Return the whole listing exactly as it stands.
___ DATASET ROWS
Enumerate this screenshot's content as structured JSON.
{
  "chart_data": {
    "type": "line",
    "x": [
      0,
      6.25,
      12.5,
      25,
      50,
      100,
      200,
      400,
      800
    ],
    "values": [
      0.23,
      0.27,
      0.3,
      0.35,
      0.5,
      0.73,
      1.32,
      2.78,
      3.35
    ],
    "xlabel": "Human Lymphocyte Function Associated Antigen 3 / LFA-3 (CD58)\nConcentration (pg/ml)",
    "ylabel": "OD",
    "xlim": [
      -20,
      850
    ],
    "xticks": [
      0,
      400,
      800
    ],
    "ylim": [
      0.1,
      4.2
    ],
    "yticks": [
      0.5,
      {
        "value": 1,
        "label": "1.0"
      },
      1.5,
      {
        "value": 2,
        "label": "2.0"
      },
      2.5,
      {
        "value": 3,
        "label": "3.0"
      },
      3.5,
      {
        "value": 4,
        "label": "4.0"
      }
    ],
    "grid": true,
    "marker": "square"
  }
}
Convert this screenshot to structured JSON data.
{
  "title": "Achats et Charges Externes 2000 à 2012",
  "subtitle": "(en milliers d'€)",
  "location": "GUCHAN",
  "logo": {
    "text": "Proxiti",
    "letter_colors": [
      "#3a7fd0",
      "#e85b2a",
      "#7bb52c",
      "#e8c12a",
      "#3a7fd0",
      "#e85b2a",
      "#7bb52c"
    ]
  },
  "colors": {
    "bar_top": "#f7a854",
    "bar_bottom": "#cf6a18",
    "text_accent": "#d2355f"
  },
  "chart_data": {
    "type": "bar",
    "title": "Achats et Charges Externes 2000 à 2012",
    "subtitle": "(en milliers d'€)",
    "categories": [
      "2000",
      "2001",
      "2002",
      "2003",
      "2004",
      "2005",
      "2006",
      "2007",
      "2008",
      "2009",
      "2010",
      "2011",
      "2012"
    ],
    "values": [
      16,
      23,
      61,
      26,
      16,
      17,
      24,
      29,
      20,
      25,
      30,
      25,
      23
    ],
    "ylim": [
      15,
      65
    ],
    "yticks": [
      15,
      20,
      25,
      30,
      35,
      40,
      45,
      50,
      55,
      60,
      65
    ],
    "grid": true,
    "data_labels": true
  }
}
______
» WORKED SOLUTION:
Enumerate this screenshot's content as structured JSON.
{
  "chart_data": {
    "type": "line",
    "x": [
      0,
      6.25,
      12.5,
      25,
      50,
      100,
      200,
      400,
      800
    ],
    "values": [
      0.23,
      0.27,
      0.3,
      0.35,
      0.5,
      0.73,
      1.32,
      2.78,
      3.35
    ],
    "xlabel": "Human Lymphocyte Function Associated Antigen 3 / LFA-3 (CD58)\nConcentration (pg/ml)",
    "ylabel": "OD",
    "xlim": [
      -20,
      850
    ],
    "xticks": [
      0,
      400,
      800
    ],
    "ylim": [
      0.1,
      4.2
    ],
    "yticks": [
      0.5,
      {
        "value": 1,
        "label": "1.0"
      },
      1.5,
      {
        "value": 2,
        "label": "2.0"
      },
      2.5,
      {
        "value": 3,
        "label": "3.0"
      },
      3.5,
      {
        "value": 4,
        "label": "4.0"
      }
    ],
    "grid": true,
    "marker": "square"
  }
}
Convert this screenshot to structured JSON data.
{
  "title": "Achats et Charges Externes 2000 à 2012",
  "subtitle": "(en milliers d'€)",
  "location": "GUCHAN",
  "logo": {
    "text": "Proxiti",
    "letter_colors": [
      "#3a7fd0",
      "#e85b2a",
      "#7bb52c",
      "#e8c12a",
      "#3a7fd0",
      "#e85b2a",
      "#7bb52c"
    ]
  },
  "colors": {
    "bar_top": "#f7a854",
    "bar_bottom": "#cf6a18",
    "text_accent": "#d2355f"
  },
  "chart_data": {
    "type": "bar",
    "title": "Achats et Charges Externes 2000 à 2012",
    "subtitle": "(en milliers d'€)",
    "categories": [
      "2000",
      "2001",
      "2002",
      "2003",
      "2004",
      "2005",
      "2006",
      "2007",
      "2008",
      "2009",
      "2010",
      "2011",
      "2012"
    ],
    "values": [
      16,
      23,
      61,
      26,
      16,
      17,
      24,
      29,
      20,
      25,
      30,
      25,
      23
    ],
    "ylim": [
      15,
      65
    ],
    "yticks": [
      15,
      20,
      25,
      30,
      35,
      40,
      45,
      50,
      55,
      60,
      65
    ],
    "grid": true,
    "data_labels": true
  }
}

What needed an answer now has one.